What needs to be done: Retype the complete listing exactly as it appears.
═══
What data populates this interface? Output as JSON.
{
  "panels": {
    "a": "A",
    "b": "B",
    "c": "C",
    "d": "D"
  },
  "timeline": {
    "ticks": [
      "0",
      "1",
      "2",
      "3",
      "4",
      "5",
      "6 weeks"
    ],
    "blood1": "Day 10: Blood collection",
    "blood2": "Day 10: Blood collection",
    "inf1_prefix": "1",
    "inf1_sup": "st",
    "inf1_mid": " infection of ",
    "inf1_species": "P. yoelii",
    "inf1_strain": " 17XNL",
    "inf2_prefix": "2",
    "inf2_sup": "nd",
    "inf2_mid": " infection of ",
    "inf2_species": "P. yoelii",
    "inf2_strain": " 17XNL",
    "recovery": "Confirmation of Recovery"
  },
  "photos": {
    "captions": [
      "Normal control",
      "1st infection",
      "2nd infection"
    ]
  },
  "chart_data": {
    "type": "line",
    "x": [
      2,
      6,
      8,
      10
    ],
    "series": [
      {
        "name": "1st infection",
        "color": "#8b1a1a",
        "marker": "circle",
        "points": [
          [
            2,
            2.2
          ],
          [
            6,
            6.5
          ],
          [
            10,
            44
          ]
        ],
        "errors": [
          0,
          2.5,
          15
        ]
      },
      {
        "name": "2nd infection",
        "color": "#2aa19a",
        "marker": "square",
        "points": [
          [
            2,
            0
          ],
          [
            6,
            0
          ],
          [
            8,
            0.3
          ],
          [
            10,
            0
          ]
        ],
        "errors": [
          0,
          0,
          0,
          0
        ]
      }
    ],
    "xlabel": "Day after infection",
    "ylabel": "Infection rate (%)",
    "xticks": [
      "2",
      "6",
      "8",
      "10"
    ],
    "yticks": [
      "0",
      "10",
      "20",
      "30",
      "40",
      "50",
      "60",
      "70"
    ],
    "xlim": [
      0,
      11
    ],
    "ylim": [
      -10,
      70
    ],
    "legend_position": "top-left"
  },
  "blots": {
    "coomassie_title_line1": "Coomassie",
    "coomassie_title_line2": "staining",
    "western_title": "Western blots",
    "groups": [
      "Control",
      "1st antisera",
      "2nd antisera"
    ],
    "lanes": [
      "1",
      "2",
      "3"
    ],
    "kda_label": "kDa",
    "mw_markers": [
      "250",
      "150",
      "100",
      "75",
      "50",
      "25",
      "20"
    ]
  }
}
═══
Response:
What data populates this interface? Output as JSON.
{
  "panels": {
    "a": "A",
    "b": "B",
    "c": "C",
    "d": "D"
  },
  "timeline": {
    "ticks": [
      "0",
      "1",
      "2",
      "3",
      "4",
      "5",
      "6 weeks"
    ],
    "blood1": "Day 10: Blood collection",
    "blood2": "Day 10: Blood collection",
    "inf1_prefix": "1",
    "inf1_sup": "st",
    "inf1_mid": " infection of ",
    "inf1_species": "P. yoelii",
    "inf1_strain": " 17XNL",
    "inf2_prefix": "2",
    "inf2_sup": "nd",
    "inf2_mid": " infection of ",
    "inf2_species": "P. yoelii",
    "inf2_strain": " 17XNL",
    "recovery": "Confirmation of Recovery"
  },
  "photos": {
    "captions": [
      "Normal control",
      "1st infection",
      "2nd infection"
    ]
  },
  "chart_data": {
    "type": "line",
    "x": [
      2,
      6,
      8,
      10
    ],
    "series": [
      {
        "name": "1st infection",
        "color": "#8b1a1a",
        "marker": "circle",
        "points": [
          [
            2,
            2.2
          ],
          [
            6,
            6.5
          ],
          [
            10,
            44
          ]
        ],
        "errors": [
          0,
          2.5,
          15
        ]
      },
      {
        "name": "2nd infection",
        "color": "#2aa19a",
        "marker": "square",
        "points": [
          [
            2,
            0
          ],
          [
            6,
            0
          ],
          [
            8,
            0.3
          ],
          [
            10,
            0
          ]
        ],
        "errors": [
          0,
          0,
          0,
          0
        ]
      }
    ],
    "xlabel": "Day after infection",
    "ylabel": "Infection rate (%)",
    "xticks": [
      "2",
      "6",
      "8",
      "10"
    ],
    "yticks": [
      "0",
      "10",
      "20",
      "30",
      "40",
      "50",
      "60",
      "70"
    ],
    "xlim": [
      0,
      11
    ],
    "ylim": [
      -10,
      70
    ],
    "legend_position": "top-left"
  },
  "blots": {
    "coomassie_title_line1": "Coomassie",
    "coomassie_title_line2": "staining",
    "western_title": "Western blots",
    "groups": [
      "Control",
      "1st antisera",
      "2nd antisera"
    ],
    "lanes": [
      "1",
      "2",
      "3"
    ],
    "kda_label": "kDa",
    "mw_markers": [
      "250",
      "150",
      "100",
      "75",
      "50",
      "25",
      "20"
    ]
  }
}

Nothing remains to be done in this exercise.